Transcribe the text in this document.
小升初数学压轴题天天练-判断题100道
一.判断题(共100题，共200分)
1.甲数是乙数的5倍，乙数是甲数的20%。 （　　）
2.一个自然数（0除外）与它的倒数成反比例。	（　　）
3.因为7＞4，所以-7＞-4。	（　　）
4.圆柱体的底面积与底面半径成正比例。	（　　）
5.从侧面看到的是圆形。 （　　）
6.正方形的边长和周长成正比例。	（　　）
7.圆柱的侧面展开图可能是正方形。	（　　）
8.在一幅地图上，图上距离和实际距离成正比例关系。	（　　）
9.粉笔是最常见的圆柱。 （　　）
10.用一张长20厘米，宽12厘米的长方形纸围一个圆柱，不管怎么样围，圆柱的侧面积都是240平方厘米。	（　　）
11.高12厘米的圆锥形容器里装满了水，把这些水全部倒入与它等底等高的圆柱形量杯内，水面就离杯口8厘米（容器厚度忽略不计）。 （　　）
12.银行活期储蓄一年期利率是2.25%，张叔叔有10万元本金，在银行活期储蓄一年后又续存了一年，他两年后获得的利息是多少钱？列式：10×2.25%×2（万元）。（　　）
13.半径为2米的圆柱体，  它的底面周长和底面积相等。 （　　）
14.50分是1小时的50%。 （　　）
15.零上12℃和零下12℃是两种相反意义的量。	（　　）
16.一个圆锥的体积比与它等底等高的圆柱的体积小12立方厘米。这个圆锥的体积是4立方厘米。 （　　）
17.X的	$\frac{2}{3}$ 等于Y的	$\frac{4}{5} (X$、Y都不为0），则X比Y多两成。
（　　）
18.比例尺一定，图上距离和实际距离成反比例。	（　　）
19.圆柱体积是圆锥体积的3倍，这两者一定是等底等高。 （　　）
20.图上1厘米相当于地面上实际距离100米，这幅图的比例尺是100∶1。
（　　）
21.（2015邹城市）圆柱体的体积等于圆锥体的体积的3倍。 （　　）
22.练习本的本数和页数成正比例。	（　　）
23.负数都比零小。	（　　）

----------

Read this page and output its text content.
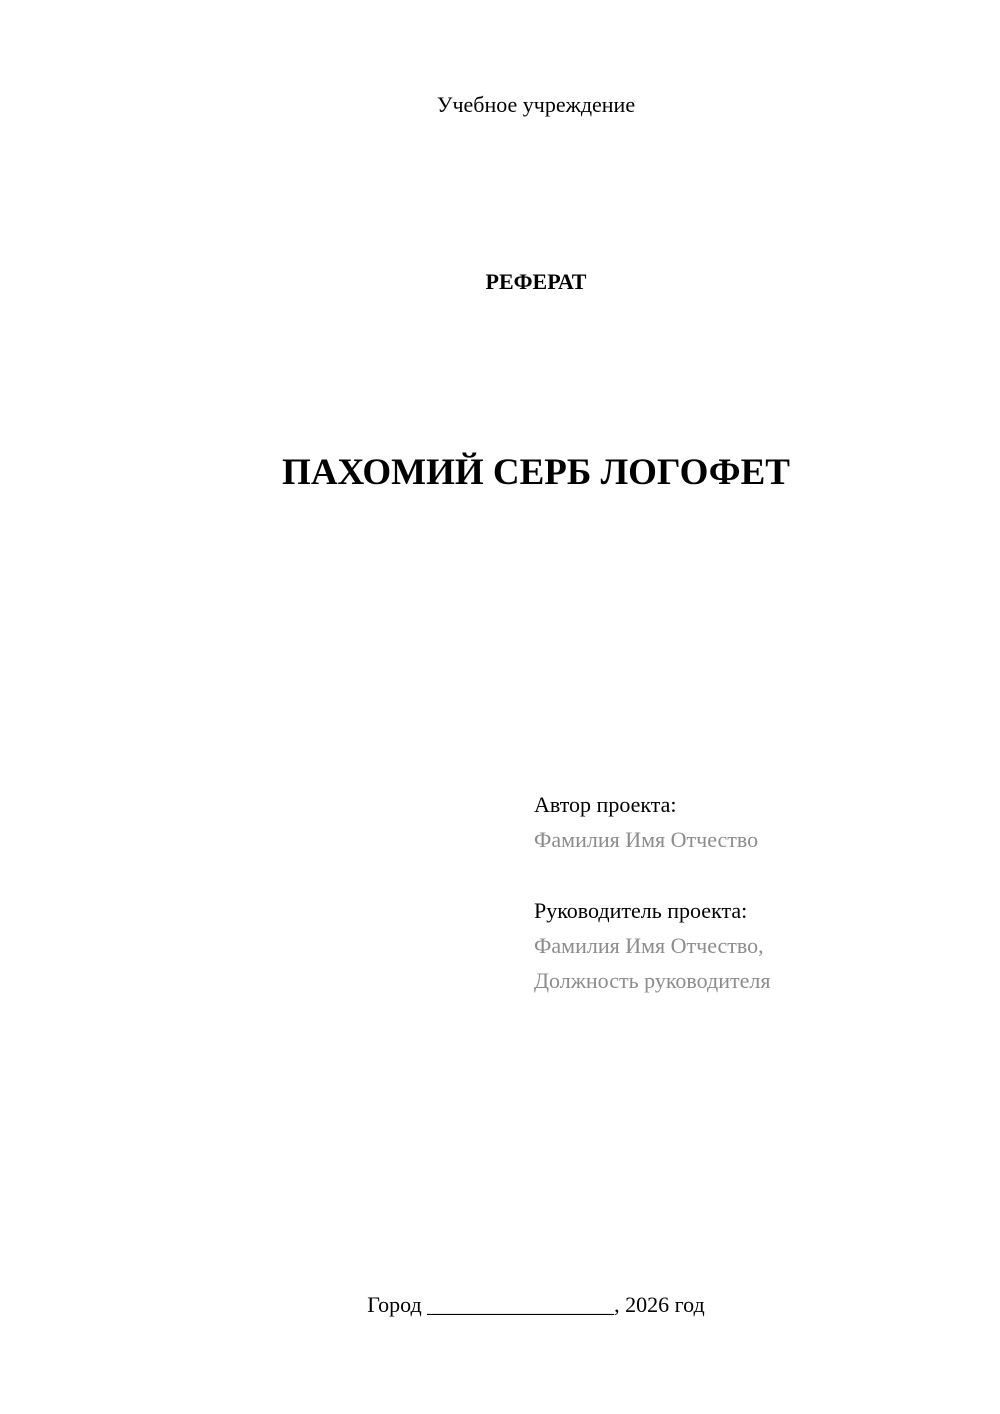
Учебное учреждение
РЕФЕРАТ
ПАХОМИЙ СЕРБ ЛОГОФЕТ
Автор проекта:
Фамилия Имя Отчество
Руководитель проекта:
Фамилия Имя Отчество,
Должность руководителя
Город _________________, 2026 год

----------

Identify all lines where the word "text" shows up. Copy them.

Transcribe the text in this document.
Read this page and output its text content.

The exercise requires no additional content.